• _Aim of the task_
Return all lines where the word "reported" can be found.

• _Extracted material_
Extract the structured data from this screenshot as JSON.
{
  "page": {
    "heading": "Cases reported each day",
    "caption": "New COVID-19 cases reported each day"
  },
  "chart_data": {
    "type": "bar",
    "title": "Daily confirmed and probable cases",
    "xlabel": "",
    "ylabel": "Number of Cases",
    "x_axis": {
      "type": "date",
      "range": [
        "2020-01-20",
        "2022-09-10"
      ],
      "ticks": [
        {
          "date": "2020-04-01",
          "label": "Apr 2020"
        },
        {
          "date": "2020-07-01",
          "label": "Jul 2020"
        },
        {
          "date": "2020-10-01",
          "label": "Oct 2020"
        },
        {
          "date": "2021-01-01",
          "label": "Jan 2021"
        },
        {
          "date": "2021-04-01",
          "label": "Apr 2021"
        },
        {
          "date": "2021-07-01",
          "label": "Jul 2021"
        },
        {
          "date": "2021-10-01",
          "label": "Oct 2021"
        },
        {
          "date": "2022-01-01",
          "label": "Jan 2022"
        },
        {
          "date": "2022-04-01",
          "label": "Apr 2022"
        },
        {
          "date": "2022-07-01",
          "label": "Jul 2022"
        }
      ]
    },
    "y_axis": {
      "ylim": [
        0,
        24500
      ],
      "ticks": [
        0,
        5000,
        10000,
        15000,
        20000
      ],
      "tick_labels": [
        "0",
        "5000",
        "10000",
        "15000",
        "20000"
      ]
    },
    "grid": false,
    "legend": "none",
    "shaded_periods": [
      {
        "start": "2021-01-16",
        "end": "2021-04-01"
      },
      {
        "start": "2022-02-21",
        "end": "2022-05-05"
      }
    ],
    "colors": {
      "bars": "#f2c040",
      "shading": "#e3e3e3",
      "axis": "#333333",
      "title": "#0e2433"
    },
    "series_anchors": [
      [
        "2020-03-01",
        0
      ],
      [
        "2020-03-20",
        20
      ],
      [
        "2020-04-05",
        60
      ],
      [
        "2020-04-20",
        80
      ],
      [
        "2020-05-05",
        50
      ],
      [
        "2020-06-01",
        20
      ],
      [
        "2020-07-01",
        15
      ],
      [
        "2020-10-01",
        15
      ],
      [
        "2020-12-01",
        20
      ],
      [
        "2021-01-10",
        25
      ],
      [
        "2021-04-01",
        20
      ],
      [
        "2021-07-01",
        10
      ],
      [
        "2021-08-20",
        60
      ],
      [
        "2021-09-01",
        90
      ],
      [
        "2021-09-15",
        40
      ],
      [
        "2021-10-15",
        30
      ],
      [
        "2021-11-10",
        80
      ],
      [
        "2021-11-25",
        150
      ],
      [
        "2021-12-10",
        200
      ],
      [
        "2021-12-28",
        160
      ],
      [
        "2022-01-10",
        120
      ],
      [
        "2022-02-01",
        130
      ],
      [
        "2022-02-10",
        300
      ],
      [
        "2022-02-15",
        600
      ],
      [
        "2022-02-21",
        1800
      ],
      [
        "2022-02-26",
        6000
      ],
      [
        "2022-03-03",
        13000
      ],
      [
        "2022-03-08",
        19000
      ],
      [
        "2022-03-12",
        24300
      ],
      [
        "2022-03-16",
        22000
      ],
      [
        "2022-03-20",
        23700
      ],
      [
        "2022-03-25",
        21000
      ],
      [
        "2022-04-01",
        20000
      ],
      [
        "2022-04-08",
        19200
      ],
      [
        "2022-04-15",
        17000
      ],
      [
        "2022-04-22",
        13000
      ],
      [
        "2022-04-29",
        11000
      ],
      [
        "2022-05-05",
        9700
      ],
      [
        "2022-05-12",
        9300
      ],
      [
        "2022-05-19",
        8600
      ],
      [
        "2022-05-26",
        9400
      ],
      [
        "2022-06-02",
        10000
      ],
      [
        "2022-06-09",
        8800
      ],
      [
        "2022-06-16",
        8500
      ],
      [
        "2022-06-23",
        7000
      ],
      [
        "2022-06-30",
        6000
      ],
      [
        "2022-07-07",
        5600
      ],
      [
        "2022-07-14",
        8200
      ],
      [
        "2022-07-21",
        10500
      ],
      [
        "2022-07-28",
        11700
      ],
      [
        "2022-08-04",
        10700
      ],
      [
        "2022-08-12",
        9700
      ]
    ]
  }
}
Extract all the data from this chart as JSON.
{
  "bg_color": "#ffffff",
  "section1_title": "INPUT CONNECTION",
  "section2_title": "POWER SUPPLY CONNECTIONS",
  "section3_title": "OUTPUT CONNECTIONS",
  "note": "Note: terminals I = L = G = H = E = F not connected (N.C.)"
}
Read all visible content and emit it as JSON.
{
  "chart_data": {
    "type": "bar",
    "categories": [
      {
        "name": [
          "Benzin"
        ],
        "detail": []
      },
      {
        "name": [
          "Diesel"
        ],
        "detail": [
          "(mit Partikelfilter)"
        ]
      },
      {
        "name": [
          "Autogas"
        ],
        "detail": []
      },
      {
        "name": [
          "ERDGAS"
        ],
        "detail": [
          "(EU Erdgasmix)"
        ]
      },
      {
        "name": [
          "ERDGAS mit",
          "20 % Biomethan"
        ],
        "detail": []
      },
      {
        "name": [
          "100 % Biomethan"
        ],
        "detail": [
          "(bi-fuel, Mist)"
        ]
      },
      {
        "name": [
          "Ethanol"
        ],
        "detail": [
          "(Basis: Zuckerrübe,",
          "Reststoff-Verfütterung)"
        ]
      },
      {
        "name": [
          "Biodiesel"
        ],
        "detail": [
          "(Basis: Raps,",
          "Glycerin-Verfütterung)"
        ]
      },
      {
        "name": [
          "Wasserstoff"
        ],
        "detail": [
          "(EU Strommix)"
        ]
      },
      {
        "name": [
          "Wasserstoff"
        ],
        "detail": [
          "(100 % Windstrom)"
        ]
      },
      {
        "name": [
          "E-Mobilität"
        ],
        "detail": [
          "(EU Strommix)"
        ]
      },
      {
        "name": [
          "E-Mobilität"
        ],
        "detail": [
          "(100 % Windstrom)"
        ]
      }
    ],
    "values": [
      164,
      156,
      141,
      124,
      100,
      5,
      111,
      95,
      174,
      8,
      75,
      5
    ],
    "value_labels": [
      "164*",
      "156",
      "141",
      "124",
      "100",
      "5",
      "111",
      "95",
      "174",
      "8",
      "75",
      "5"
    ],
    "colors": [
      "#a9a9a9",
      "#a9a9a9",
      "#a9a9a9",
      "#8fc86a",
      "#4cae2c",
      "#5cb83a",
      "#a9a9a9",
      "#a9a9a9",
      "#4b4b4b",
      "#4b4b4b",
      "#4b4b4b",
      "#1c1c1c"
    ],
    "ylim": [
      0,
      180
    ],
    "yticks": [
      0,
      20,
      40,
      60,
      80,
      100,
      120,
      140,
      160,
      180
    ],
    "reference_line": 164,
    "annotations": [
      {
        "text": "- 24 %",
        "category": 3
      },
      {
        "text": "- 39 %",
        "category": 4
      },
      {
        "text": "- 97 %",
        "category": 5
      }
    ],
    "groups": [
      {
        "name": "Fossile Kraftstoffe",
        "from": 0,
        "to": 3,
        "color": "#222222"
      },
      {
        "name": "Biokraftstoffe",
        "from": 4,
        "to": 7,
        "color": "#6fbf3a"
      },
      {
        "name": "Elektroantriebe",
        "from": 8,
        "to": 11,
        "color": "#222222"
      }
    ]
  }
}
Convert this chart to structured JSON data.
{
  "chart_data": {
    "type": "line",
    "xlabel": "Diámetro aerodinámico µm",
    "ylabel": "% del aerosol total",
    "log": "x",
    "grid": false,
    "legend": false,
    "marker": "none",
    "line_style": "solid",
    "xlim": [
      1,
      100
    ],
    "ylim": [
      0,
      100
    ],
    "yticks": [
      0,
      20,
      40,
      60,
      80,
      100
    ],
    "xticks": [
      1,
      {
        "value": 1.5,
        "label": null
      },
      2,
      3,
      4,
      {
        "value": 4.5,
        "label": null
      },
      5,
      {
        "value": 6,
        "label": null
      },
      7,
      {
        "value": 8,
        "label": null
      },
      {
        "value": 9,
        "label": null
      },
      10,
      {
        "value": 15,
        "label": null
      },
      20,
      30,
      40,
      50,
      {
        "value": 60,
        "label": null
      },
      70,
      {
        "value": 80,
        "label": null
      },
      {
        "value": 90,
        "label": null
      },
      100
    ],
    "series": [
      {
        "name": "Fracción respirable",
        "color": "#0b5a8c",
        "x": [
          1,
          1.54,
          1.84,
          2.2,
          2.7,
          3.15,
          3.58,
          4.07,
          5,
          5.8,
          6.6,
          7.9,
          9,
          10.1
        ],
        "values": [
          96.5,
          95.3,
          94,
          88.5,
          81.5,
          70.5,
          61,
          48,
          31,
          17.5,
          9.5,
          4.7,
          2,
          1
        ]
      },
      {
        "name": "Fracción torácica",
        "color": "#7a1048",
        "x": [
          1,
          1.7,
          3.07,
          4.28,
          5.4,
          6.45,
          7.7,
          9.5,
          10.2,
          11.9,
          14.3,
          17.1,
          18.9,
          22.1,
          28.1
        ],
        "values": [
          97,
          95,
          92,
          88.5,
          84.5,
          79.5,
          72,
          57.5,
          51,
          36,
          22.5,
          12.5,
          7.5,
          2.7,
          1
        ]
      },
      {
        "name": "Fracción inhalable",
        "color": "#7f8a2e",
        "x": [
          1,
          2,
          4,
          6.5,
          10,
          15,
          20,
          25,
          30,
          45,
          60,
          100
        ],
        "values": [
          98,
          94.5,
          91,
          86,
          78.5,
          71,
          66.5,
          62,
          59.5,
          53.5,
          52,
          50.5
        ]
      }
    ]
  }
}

• _Solution_
    "heading": "Cases reported each day",
    "caption": "New COVID-19 cases reported each day"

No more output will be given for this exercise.